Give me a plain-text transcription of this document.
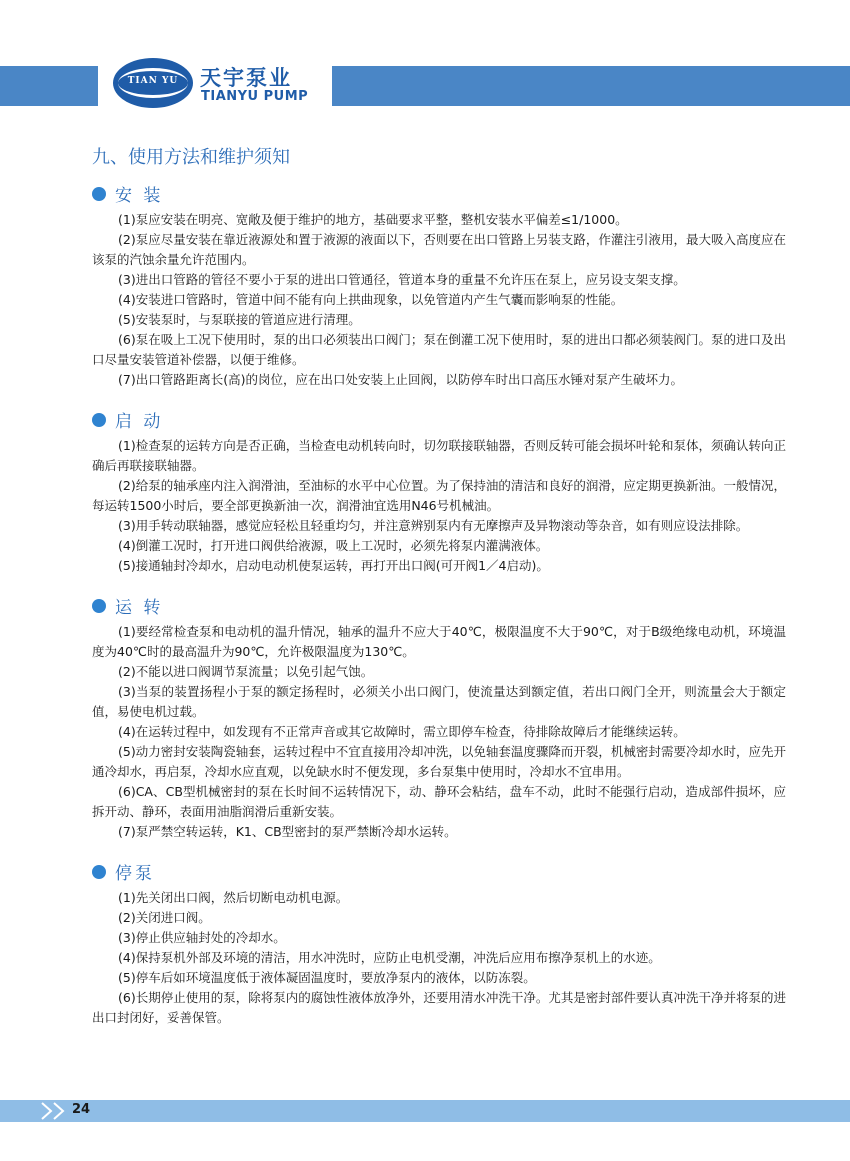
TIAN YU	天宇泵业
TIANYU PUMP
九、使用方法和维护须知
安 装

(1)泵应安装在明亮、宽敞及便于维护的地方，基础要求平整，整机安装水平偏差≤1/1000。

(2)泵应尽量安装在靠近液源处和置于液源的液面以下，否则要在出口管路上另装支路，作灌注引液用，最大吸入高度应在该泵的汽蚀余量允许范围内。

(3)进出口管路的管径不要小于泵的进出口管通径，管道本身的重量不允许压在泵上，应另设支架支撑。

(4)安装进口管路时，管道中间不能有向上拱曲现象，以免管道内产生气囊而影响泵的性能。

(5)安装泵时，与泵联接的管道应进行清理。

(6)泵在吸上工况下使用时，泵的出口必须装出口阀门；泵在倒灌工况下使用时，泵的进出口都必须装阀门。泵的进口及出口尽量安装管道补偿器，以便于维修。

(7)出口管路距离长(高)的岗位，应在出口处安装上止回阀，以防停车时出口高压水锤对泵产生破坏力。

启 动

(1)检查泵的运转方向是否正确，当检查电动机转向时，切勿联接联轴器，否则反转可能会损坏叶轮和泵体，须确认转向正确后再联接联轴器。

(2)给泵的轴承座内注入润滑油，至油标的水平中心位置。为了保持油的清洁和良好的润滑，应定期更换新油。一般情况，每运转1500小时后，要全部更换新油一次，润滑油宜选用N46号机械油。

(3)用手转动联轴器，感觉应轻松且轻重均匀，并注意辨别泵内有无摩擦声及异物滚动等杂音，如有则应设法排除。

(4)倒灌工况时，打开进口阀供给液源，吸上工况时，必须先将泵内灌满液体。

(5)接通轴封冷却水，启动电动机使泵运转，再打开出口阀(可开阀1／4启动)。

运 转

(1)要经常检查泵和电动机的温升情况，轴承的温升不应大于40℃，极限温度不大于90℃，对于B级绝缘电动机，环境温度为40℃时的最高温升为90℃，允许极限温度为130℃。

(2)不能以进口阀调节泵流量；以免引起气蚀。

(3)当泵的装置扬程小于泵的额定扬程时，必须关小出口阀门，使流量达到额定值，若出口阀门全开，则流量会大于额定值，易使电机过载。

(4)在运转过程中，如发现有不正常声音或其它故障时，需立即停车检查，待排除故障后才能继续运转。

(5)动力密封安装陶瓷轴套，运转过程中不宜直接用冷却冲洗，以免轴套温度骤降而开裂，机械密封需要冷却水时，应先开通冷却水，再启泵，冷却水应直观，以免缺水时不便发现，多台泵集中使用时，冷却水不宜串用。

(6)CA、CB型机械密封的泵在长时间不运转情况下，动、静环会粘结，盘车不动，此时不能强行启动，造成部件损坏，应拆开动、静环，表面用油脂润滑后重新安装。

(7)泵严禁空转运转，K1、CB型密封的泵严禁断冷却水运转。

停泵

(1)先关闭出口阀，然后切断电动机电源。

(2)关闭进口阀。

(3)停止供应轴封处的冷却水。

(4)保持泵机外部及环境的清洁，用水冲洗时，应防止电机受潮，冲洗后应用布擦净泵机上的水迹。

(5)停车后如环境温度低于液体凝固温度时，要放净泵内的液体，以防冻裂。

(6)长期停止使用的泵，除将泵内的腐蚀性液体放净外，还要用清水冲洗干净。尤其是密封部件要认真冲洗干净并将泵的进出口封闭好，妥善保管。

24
--
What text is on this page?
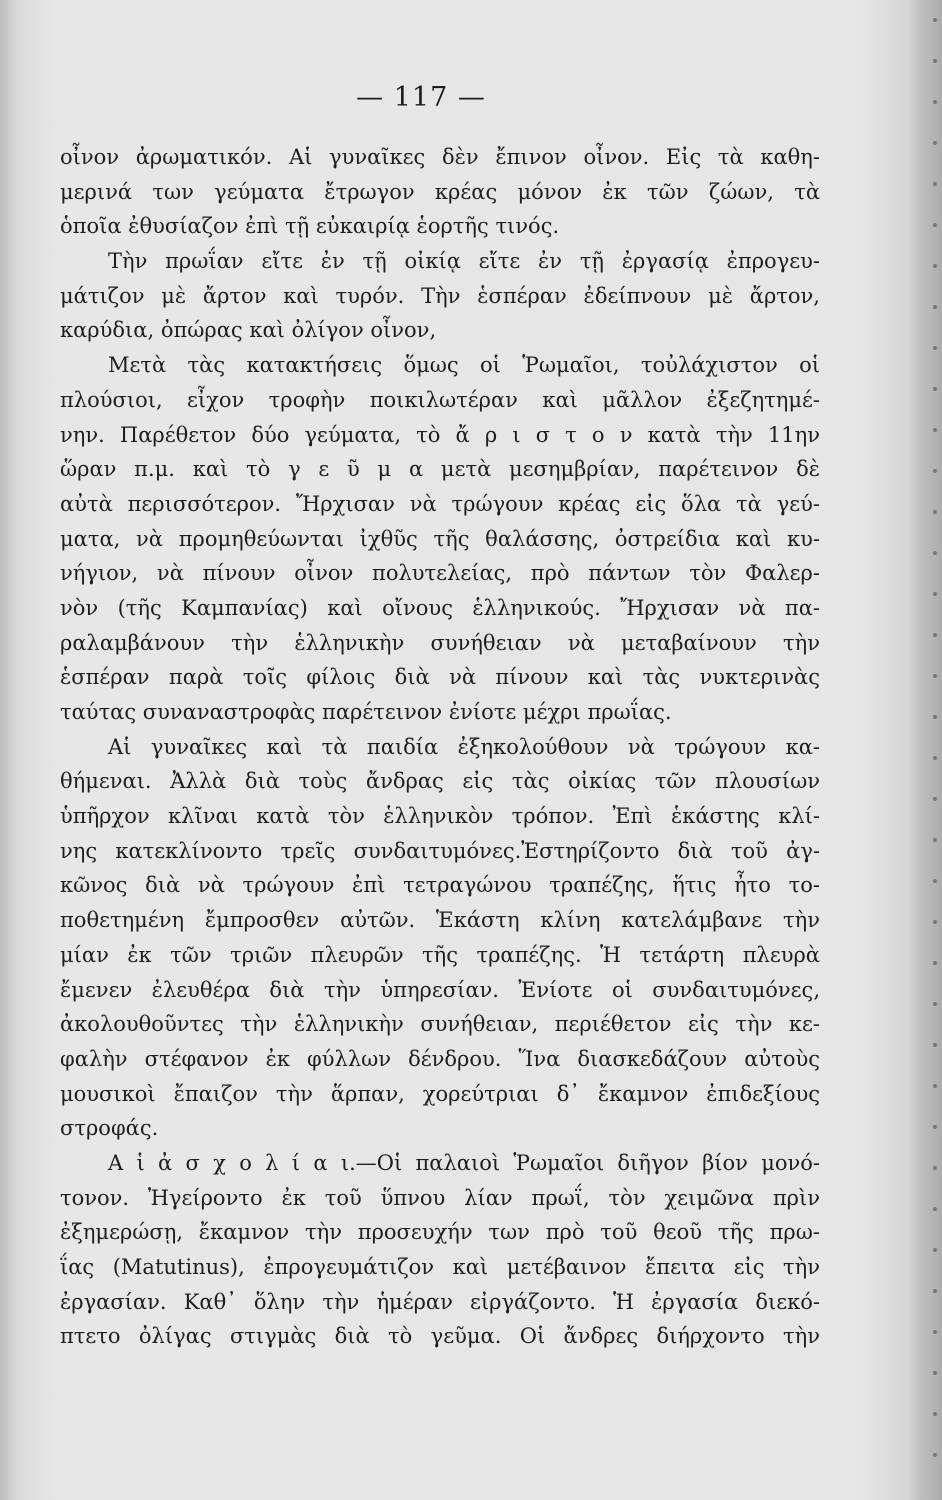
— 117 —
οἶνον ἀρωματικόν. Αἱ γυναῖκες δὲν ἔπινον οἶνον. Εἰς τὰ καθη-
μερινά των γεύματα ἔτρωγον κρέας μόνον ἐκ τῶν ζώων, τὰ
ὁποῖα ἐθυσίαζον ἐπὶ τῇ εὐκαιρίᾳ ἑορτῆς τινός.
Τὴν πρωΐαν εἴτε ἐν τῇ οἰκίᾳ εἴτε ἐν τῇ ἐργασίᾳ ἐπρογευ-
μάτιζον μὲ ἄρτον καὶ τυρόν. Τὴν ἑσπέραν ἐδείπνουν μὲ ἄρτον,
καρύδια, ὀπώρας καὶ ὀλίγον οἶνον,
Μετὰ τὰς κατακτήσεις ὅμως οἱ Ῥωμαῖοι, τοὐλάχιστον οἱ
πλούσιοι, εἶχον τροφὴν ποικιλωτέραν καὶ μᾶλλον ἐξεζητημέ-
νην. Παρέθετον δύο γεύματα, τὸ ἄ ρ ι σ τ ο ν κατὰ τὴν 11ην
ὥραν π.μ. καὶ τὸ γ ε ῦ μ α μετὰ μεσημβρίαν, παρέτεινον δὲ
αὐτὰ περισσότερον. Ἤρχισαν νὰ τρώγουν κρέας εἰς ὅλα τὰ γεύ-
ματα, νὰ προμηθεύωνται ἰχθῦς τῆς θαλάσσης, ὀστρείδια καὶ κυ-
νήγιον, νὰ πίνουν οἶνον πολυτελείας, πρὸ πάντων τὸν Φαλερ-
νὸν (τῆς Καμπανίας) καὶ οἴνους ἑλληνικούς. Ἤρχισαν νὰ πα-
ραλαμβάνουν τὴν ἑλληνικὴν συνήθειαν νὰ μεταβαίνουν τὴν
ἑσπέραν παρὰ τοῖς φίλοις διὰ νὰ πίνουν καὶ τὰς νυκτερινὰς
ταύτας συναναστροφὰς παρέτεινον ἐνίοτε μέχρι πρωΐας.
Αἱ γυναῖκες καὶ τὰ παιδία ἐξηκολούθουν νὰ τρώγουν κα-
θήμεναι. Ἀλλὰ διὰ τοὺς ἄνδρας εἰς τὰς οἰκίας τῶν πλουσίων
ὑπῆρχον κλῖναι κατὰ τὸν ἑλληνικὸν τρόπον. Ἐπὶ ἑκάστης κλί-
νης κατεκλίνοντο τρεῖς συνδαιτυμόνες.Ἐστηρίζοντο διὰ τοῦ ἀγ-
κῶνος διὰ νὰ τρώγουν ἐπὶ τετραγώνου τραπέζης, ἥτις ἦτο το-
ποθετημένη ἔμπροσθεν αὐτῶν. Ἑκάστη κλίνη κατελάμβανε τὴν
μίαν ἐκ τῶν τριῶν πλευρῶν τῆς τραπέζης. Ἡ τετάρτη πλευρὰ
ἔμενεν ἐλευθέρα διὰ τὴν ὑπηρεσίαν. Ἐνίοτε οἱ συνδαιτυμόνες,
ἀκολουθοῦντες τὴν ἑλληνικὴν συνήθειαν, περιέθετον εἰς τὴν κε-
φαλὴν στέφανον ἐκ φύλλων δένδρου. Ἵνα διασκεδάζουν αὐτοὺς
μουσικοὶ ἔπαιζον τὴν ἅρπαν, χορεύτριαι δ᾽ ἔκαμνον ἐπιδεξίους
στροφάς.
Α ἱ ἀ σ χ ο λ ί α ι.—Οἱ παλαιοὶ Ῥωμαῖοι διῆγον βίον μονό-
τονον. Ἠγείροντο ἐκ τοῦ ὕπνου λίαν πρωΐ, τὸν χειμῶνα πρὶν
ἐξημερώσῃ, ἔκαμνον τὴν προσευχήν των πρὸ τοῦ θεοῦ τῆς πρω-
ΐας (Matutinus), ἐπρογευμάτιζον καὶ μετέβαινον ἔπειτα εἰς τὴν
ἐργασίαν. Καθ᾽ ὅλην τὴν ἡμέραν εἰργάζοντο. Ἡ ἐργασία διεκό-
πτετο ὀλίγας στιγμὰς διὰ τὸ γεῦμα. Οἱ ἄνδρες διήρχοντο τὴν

> **Work to complete**:
Pick out the lines containing the word "text" and show them.

> **Final answer**:
Give me a plain-text transcription of this document.
What text is on this page?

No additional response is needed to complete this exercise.